Please return the full listing below without altering anything.

::::

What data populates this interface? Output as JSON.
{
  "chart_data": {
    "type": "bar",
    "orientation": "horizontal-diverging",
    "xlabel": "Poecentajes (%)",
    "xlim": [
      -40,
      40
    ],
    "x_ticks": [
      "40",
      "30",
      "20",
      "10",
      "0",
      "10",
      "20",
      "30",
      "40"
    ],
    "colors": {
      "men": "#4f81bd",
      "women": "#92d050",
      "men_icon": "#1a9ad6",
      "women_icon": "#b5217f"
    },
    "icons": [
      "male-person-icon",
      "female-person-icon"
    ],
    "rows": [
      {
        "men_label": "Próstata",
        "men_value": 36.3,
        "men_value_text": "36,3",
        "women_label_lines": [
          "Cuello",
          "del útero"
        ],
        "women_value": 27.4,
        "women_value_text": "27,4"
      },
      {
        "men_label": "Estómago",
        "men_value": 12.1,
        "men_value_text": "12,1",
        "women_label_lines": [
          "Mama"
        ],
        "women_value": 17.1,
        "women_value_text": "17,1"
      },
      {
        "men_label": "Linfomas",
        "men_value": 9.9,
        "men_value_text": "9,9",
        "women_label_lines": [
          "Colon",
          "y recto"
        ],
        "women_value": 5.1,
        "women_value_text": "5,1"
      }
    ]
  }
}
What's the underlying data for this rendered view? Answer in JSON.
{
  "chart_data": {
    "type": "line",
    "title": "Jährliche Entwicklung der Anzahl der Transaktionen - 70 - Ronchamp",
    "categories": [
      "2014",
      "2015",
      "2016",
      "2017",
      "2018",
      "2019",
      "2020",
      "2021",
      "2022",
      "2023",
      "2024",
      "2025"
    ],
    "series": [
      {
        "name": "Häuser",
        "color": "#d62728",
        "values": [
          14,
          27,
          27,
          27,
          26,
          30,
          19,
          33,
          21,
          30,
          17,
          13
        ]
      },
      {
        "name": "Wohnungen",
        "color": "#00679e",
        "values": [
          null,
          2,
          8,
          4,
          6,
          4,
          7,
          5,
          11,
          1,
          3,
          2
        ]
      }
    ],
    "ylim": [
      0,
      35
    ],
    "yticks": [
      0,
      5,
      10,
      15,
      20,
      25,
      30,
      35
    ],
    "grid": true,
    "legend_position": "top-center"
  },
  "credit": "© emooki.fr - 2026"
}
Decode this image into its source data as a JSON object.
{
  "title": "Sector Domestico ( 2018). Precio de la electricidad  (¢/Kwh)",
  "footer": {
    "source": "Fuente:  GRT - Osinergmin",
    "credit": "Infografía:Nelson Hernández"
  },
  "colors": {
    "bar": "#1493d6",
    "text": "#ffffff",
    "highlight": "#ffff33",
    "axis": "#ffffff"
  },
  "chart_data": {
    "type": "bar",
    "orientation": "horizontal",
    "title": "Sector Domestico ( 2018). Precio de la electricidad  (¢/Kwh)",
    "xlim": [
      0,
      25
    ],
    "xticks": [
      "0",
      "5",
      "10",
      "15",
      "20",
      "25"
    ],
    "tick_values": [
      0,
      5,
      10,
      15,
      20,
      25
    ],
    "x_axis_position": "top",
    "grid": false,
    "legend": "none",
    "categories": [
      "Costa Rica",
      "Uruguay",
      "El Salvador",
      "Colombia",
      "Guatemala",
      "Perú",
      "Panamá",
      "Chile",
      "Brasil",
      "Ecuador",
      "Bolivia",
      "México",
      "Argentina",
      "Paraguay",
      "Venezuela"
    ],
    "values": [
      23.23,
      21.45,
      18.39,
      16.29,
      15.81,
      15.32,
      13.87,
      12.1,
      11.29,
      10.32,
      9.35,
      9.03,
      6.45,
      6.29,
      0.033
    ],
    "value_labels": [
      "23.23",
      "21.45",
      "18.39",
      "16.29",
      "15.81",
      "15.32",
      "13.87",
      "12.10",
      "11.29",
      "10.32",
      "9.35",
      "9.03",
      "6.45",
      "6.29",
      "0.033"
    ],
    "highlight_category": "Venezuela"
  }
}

::::

## TASK RESULT
What data populates this interface? Output as JSON.
{
  "chart_data": {
    "type": "bar",
    "orientation": "horizontal-diverging",
    "xlabel": "Poecentajes (%)",
    "xlim": [
      -40,
      40
    ],
    "x_ticks": [
      "40",
      "30",
      "20",
      "10",
      "0",
      "10",
      "20",
      "30",
      "40"
    ],
    "colors": {
      "men": "#4f81bd",
      "women": "#92d050",
      "men_icon": "#1a9ad6",
      "women_icon": "#b5217f"
    },
    "icons": [
      "male-person-icon",
      "female-person-icon"
    ],
    "rows": [
      {
        "men_label": "Próstata",
        "men_value": 36.3,
        "men_value_text": "36,3",
        "women_label_lines": [
          "Cuello",
          "del útero"
        ],
        "women_value": 27.4,
        "women_value_text": "27,4"
      },
      {
        "men_label": "Estómago",
        "men_value": 12.1,
        "men_value_text": "12,1",
        "women_label_lines": [
          "Mama"
        ],
        "women_value": 17.1,
        "women_value_text": "17,1"
      },
      {
        "men_label": "Linfomas",
        "men_value": 9.9,
        "men_value_text": "9,9",
        "women_label_lines": [
          "Colon",
          "y recto"
        ],
        "women_value": 5.1,
        "women_value_text": "5,1"
      }
    ]
  }
}
What's the underlying data for this rendered view? Answer in JSON.
{
  "chart_data": {
    "type": "line",
    "title": "Jährliche Entwicklung der Anzahl der Transaktionen - 70 - Ronchamp",
    "categories": [
      "2014",
      "2015",
      "2016",
      "2017",
      "2018",
      "2019",
      "2020",
      "2021",
      "2022",
      "2023",
      "2024",
      "2025"
    ],
    "series": [
      {
        "name": "Häuser",
        "color": "#d62728",
        "values": [
          14,
          27,
          27,
          27,
          26,
          30,
          19,
          33,
          21,
          30,
          17,
          13
        ]
      },
      {
        "name": "Wohnungen",
        "color": "#00679e",
        "values": [
          null,
          2,
          8,
          4,
          6,
          4,
          7,
          5,
          11,
          1,
          3,
          2
        ]
      }
    ],
    "ylim": [
      0,
      35
    ],
    "yticks": [
      0,
      5,
      10,
      15,
      20,
      25,
      30,
      35
    ],
    "grid": true,
    "legend_position": "top-center"
  },
  "credit": "© emooki.fr - 2026"
}
Decode this image into its source data as a JSON object.
{
  "title": "Sector Domestico ( 2018). Precio de la electricidad  (¢/Kwh)",
  "footer": {
    "source": "Fuente:  GRT - Osinergmin",
    "credit": "Infografía:Nelson Hernández"
  },
  "colors": {
    "bar": "#1493d6",
    "text": "#ffffff",
    "highlight": "#ffff33",
    "axis": "#ffffff"
  },
  "chart_data": {
    "type": "bar",
    "orientation": "horizontal",
    "title": "Sector Domestico ( 2018). Precio de la electricidad  (¢/Kwh)",
    "xlim": [
      0,
      25
    ],
    "xticks": [
      "0",
      "5",
      "10",
      "15",
      "20",
      "25"
    ],
    "tick_values": [
      0,
      5,
      10,
      15,
      20,
      25
    ],
    "x_axis_position": "top",
    "grid": false,
    "legend": "none",
    "categories": [
      "Costa Rica",
      "Uruguay",
      "El Salvador",
      "Colombia",
      "Guatemala",
      "Perú",
      "Panamá",
      "Chile",
      "Brasil",
      "Ecuador",
      "Bolivia",
      "México",
      "Argentina",
      "Paraguay",
      "Venezuela"
    ],
    "values": [
      23.23,
      21.45,
      18.39,
      16.29,
      15.81,
      15.32,
      13.87,
      12.1,
      11.29,
      10.32,
      9.35,
      9.03,
      6.45,
      6.29,
      0.033
    ],
    "value_labels": [
      "23.23",
      "21.45",
      "18.39",
      "16.29",
      "15.81",
      "15.32",
      "13.87",
      "12.10",
      "11.29",
      "10.32",
      "9.35",
      "9.03",
      "6.45",
      "6.29",
      "0.033"
    ],
    "highlight_category": "Venezuela"
  }
}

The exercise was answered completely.